**Exercise task:**
Omitting all pictures, print the lines of the listing from the one containing "Output the text content of this document." through the final line, both ends included, with no other text.

**Given data:**
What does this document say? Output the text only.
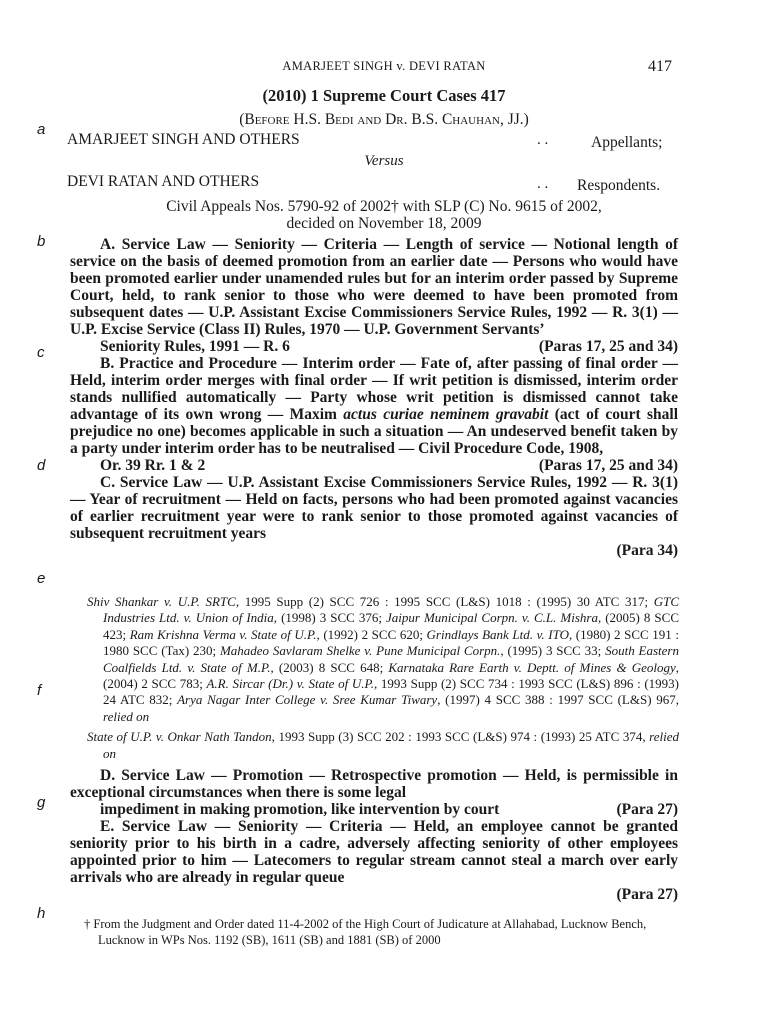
a
b
c
d
e
f
g
h
AMARJEET SINGH v. DEVI RATAN	417
(2010) 1 Supreme Court Cases 417
(Before H.S. Bedi and Dr. B.S. Chauhan, JJ.)
AMARJEET SINGH AND OTHERS	. .	Appellants;
Versus
DEVI RATAN AND OTHERS	. . Respondents.
Civil Appeals Nos. 5790-92 of 2002† with SLP (C) No. 9615 of 2002,
decided on November 18, 2009

A. Service Law — Seniority — Criteria — Length of service — Notional length of service on the basis of deemed promotion from an earlier date — Persons who would have been promoted earlier under unamended rules but for an interim order passed by Supreme Court, held, to rank senior to those who were deemed to have been promoted from subsequent dates — U.P. Assistant Excise Commissioners Service Rules, 1992 — R. 3(1) — U.P. Excise Service (Class II) Rules, 1970 — U.P. Government Servants’
Seniority Rules, 1991 — R. 6	(Paras 17, 25 and 34)

B. Practice and Procedure — Interim order — Fate of, after passing of final order — Held, interim order merges with final order — If writ petition is dismissed, interim order stands nullified automatically — Party whose writ petition is dismissed cannot take advantage of its own wrong — Maxim actus curiae neminem gravabit (act of court shall prejudice no one) becomes applicable in such a situation — An undeserved benefit taken by a party under interim order has to be neutralised — Civil Procedure Code, 1908,
Or. 39 Rr. 1 & 2	(Paras 17, 25 and 34)

C. Service Law — U.P. Assistant Excise Commissioners Service Rules, 1992 — R. 3(1) — Year of recruitment — Held on facts, persons who had been promoted against vacancies of earlier recruitment year were to rank senior to those promoted against vacancies of subsequent recruitment years
(Para 34)

Shiv Shankar v. U.P. SRTC, 1995 Supp (2) SCC 726 : 1995 SCC (L&S) 1018 : (1995) 30 ATC 317; GTC Industries Ltd. v. Union of India, (1998) 3 SCC 376; Jaipur Municipal Corpn. v. C.L. Mishra, (2005) 8 SCC 423; Ram Krishna Verma v. State of U.P., (1992) 2 SCC 620; Grindlays Bank Ltd. v. ITO, (1980) 2 SCC 191 : 1980 SCC (Tax) 230; Mahadeo Savlaram Shelke v. Pune Municipal Corpn., (1995) 3 SCC 33; South Eastern Coalfields Ltd. v. State of M.P., (2003) 8 SCC 648; Karnataka Rare Earth v. Deptt. of Mines & Geology, (2004) 2 SCC 783; A.R. Sircar (Dr.) v. State of U.P., 1993 Supp (2) SCC 734 : 1993 SCC (L&S) 896 : (1993) 24 ATC 832; Arya Nagar Inter College v. Sree Kumar Tiwary, (1997) 4 SCC 388 : 1997 SCC (L&S) 967, relied on

State of U.P. v. Onkar Nath Tandon, 1993 Supp (3) SCC 202 : 1993 SCC (L&S) 974 : (1993) 25 ATC 374, relied on

D. Service Law — Promotion — Retrospective promotion — Held, is permissible in exceptional circumstances when there is some legal
impediment in making promotion, like intervention by court	(Para 27)

E. Service Law — Seniority — Criteria — Held, an employee cannot be granted seniority prior to his birth in a cadre, adversely affecting seniority of other employees appointed prior to him — Latecomers to regular stream cannot steal a march over early arrivals who are already in regular queue
(Para 27)

† From the Judgment and Order dated 11-4-2002 of the High Court of Judicature at Allahabad, Lucknow Bench, Lucknow in WPs Nos. 1192 (SB), 1611 (SB) and 1881 (SB) of 2000
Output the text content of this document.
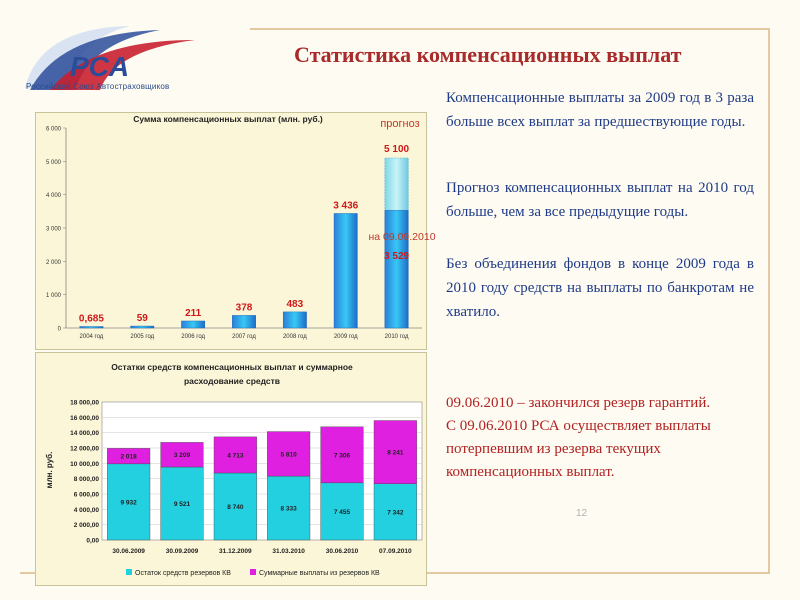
PCA
Российский Союз Автостраховщиков
Статистика компенсационных выплат
Компенсационные выплаты за 2009 год в 3 раза больше всех выплат за предшествующие годы.
Прогноз компенсационных выплат на 2010 год больше, чем за все предыдущие годы.
Без объединения фондов в конце 2009 года в 2010 году средств на выплаты по банкротам не хватило.
09.06.2010 – закончился резерв гарантий.
С 09.06.2010 РСА осуществляет выплаты потерпевшим из резерва текущих компенсационных выплат.
12
Сумма компенсационных выплат (млн. руб.)
0
1 000
2 000
3 000
4 000
5 000
6 000
0,685	59	211
378	483
3 436
5 100
3 529
2004 год	2005 год	2006 год	2007 год	2008 год	2009 год	2010 год
прогноз
на 09.09.2010
Остатки средств компенсационных выплат и суммарное
расходование средств
млн. руб.
0,00
2 000,00
4 000,00
6 000,00
8 000,00
10 000,00
12 000,00
14 000,00
16 000,00
18 000,00
9 932
2 018
9 521
3 209
8 740
4 713
8 333
5 810
7 455
7 306
7 342
8 241
30.06.2009	30.09.2009	31.12.2009	31.03.2010	30.06.2010	07.09.2010
Остаток средств резервов КВ	Суммарные выплаты из резервов КВ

**Right answer:**
Output the text content of this document.
PCA
Российский Союз Автостраховщиков
Статистика компенсационных выплат
Компенсационные выплаты за 2009 год в 3 раза больше всех выплат за предшествующие годы.
Прогноз компенсационных выплат на 2010 год больше, чем за все предыдущие годы.
Без объединения фондов в конце 2009 года в 2010 году средств на выплаты по банкротам не хватило.
09.06.2010 – закончился резерв гарантий.
С 09.06.2010 РСА осуществляет выплаты потерпевшим из резерва текущих компенсационных выплат.
12
Сумма компенсационных выплат (млн. руб.)
0
1 000
2 000
3 000
4 000
5 000
6 000
0,685	59	211
378	483
3 436
5 100
3 529
2004 год	2005 год	2006 год	2007 год	2008 год	2009 год	2010 год
прогноз
на 09.09.2010
Остатки средств компенсационных выплат и суммарное
расходование средств
млн. руб.
0,00
2 000,00
4 000,00
6 000,00
8 000,00
10 000,00
12 000,00
14 000,00
16 000,00
18 000,00
9 932
2 018
9 521
3 209
8 740
4 713
8 333
5 810
7 455
7 306
7 342
8 241
30.06.2009	30.09.2009	31.12.2009	31.03.2010	30.06.2010	07.09.2010
Остаток средств резервов КВ	Суммарные выплаты из резервов КВ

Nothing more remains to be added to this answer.